WHAT IS EXPECTED
Copy everything from the start of the items down through the line containing "Localize all elements.", both ends included, and leave the pictures out of your copy.

DATA LISTING

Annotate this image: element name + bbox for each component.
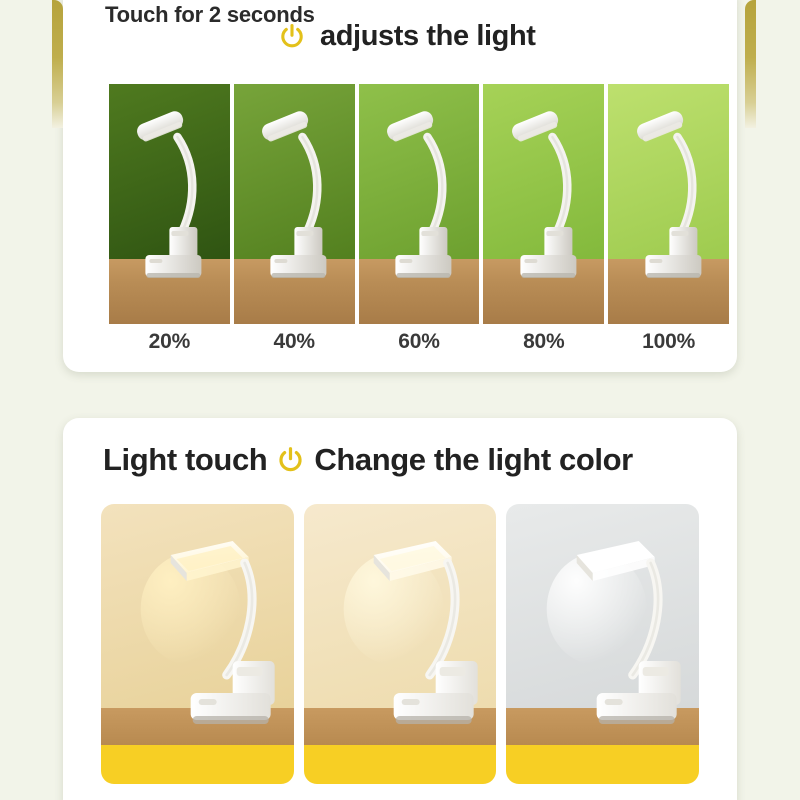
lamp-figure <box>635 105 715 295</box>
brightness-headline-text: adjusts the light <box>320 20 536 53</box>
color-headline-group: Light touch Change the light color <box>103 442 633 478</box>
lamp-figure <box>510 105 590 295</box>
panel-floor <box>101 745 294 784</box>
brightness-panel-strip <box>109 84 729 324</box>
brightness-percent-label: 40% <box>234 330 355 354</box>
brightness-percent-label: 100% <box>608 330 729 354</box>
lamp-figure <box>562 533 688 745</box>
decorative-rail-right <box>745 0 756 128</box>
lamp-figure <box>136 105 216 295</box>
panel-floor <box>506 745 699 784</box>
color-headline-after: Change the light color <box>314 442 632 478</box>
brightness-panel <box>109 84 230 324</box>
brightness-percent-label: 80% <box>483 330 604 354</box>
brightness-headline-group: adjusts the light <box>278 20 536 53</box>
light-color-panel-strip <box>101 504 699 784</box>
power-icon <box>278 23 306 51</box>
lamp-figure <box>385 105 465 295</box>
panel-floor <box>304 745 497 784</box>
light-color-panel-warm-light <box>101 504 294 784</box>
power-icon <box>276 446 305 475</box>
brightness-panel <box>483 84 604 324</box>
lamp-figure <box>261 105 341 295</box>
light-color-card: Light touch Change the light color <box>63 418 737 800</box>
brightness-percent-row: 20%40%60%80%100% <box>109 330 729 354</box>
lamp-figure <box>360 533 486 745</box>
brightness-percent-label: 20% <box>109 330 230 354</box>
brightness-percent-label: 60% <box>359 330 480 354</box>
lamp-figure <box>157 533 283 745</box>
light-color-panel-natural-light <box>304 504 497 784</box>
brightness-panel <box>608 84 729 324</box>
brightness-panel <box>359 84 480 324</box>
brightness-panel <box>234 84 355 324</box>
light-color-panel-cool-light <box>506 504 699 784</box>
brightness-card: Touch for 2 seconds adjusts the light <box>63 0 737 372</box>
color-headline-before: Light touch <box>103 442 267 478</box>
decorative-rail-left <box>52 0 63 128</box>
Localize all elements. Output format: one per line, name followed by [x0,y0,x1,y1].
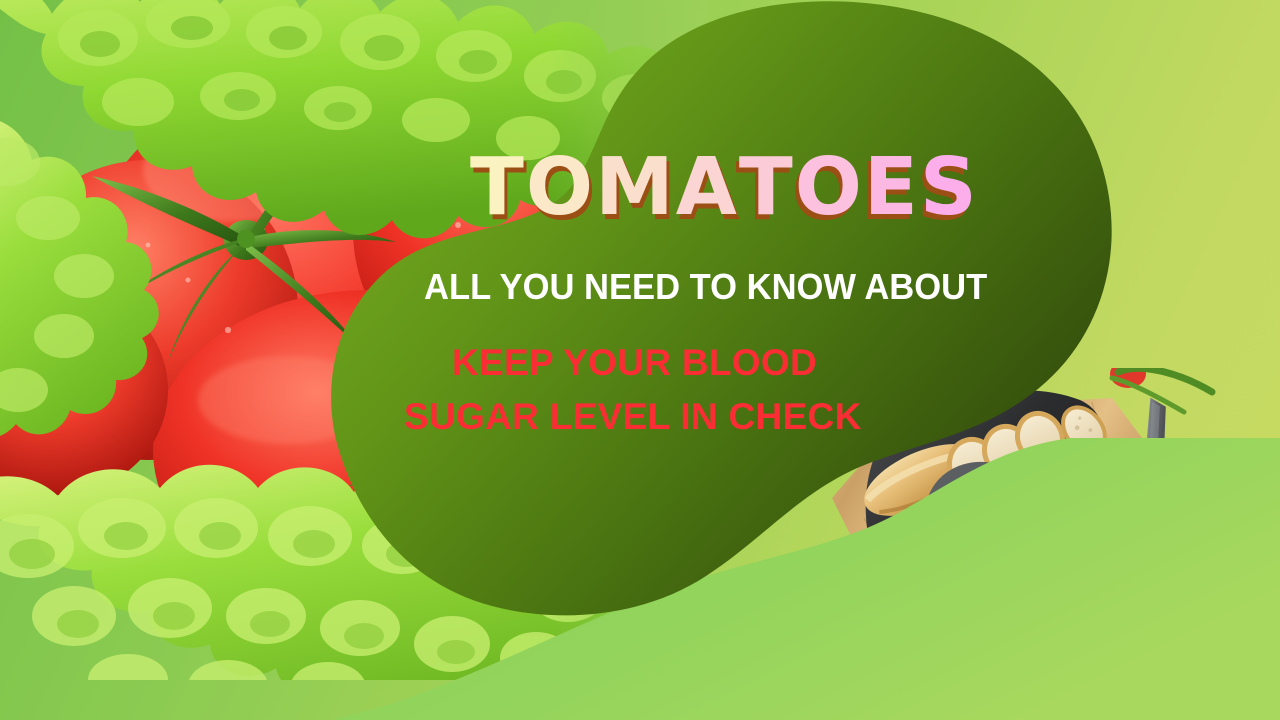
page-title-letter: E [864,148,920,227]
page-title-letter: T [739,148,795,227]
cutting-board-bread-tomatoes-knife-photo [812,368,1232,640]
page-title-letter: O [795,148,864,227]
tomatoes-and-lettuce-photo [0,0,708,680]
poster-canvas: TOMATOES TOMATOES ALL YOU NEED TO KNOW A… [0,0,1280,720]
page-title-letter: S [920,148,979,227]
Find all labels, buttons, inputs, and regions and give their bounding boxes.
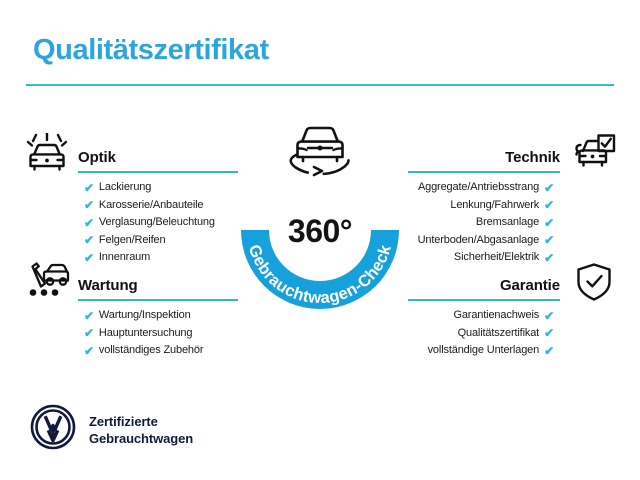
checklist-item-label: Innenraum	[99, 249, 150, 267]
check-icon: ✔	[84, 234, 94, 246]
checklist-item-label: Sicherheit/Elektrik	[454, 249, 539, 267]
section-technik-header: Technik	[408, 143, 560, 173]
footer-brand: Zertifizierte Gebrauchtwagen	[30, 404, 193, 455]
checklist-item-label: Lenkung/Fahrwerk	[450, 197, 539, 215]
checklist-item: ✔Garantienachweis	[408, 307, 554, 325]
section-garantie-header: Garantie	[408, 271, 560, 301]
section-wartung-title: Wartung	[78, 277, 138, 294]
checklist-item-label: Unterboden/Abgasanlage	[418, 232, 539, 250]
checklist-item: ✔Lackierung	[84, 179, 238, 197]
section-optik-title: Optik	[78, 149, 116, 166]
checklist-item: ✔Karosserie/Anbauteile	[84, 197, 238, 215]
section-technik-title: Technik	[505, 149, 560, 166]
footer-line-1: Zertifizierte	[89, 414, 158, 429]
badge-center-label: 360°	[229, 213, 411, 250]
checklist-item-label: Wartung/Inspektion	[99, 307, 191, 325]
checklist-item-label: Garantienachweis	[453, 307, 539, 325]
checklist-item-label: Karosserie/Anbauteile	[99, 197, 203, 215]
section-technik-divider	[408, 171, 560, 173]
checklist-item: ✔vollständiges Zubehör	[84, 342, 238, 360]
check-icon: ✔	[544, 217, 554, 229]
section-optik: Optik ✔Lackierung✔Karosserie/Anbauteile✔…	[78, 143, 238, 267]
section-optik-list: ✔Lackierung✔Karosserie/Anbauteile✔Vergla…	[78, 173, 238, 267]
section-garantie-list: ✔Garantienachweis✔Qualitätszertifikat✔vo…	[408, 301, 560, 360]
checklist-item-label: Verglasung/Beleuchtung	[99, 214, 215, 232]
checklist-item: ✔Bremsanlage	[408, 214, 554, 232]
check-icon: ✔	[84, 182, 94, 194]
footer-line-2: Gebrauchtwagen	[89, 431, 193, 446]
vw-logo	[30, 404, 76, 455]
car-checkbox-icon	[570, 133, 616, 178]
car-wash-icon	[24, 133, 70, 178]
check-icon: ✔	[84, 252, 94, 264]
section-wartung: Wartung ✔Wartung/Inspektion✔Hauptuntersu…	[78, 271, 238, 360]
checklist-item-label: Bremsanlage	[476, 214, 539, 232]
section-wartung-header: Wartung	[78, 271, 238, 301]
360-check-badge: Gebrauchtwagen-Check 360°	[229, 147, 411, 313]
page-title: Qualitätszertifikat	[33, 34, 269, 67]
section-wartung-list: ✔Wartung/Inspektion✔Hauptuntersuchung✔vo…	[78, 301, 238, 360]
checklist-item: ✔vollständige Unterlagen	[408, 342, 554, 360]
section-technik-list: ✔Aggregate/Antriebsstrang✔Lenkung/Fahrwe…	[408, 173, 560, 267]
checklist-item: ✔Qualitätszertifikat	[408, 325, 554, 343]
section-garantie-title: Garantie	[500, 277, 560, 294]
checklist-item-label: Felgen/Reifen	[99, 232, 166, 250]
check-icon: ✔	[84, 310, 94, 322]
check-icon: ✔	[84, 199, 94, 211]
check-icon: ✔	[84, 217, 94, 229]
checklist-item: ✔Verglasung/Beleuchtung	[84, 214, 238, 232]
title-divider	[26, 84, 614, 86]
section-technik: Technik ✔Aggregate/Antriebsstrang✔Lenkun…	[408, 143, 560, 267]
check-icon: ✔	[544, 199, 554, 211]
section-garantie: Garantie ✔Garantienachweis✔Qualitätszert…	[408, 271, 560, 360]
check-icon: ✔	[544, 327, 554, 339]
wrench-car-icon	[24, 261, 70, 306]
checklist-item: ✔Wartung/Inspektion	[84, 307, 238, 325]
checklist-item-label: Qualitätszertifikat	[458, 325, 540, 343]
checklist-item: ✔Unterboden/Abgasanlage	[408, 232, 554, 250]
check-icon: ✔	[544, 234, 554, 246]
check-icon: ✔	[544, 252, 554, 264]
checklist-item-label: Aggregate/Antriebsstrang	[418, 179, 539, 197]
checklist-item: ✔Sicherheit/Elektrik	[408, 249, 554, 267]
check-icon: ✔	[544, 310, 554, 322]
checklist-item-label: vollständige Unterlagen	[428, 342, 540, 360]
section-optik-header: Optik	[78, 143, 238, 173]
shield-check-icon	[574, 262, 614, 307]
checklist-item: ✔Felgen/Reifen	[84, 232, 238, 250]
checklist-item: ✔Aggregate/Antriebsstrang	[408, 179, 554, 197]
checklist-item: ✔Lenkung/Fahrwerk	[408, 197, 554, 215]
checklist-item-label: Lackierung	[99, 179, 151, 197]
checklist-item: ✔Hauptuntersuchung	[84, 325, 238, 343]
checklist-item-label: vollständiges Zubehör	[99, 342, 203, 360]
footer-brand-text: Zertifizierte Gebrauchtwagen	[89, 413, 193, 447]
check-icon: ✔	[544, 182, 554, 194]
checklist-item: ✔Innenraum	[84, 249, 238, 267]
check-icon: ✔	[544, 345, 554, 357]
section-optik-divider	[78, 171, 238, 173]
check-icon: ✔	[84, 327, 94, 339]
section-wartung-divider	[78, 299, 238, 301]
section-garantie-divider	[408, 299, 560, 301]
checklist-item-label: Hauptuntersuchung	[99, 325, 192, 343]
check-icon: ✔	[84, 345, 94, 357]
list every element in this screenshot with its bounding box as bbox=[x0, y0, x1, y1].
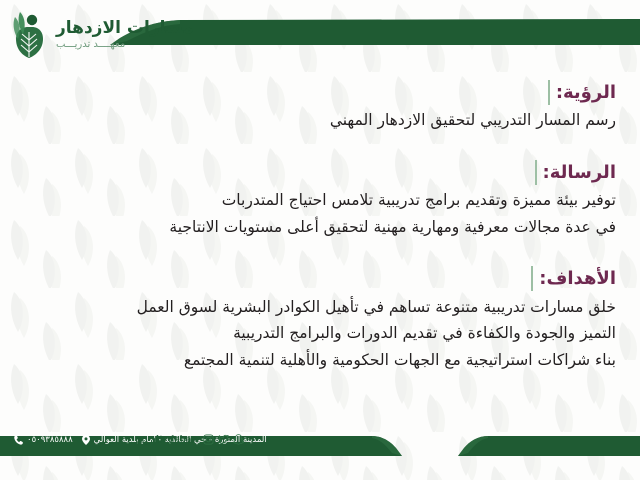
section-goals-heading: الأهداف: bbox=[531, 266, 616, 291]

SOLVED EXERCISE
Annotate this image: element name + bbox for each component.
lamp-figure <box>635 105 715 295</box>
brightness-headline-text: adjusts the light <box>320 20 536 53</box>
color-headline-group: Light touch Change the light color <box>103 442 633 478</box>
lamp-figure <box>510 105 590 295</box>
panel-floor <box>101 745 294 784</box>
brightness-panel-strip <box>109 84 729 324</box>
brightness-percent-label: 40% <box>234 330 355 354</box>
brightness-percent-label: 100% <box>608 330 729 354</box>
lamp-figure <box>562 533 688 745</box>
decorative-rail-right <box>745 0 756 128</box>
lamp-figure <box>136 105 216 295</box>
panel-floor <box>506 745 699 784</box>
color-headline-after: Change the light color <box>314 442 632 478</box>
brightness-panel <box>109 84 230 324</box>
brightness-percent-label: 80% <box>483 330 604 354</box>
brightness-headline-group: adjusts the light <box>278 20 536 53</box>
light-color-panel-strip <box>101 504 699 784</box>
power-icon <box>278 23 306 51</box>
lamp-figure <box>385 105 465 295</box>
panel-floor <box>304 745 497 784</box>
light-color-panel-warm-light <box>101 504 294 784</box>
power-icon <box>276 446 305 475</box>
brightness-panel <box>483 84 604 324</box>
lamp-figure <box>261 105 341 295</box>
light-color-card: Light touch Change the light color <box>63 418 737 800</box>
brightness-percent-row: 20%40%60%80%100% <box>109 330 729 354</box>
lamp-figure <box>360 533 486 745</box>
brightness-percent-label: 20% <box>109 330 230 354</box>
brightness-percent-label: 60% <box>359 330 480 354</box>
lamp-figure <box>157 533 283 745</box>
light-color-panel-natural-light <box>304 504 497 784</box>
brightness-panel <box>608 84 729 324</box>
brightness-panel <box>359 84 480 324</box>
brightness-panel <box>234 84 355 324</box>
light-color-panel-cool-light <box>506 504 699 784</box>
brightness-card: Touch for 2 seconds adjusts the light <box>63 0 737 372</box>
color-headline-before: Light touch <box>103 442 267 478</box>
decorative-rail-left <box>52 0 63 128</box>
Localize all elements. Output format: one per line, name followed by [x0,y0,x1,y1].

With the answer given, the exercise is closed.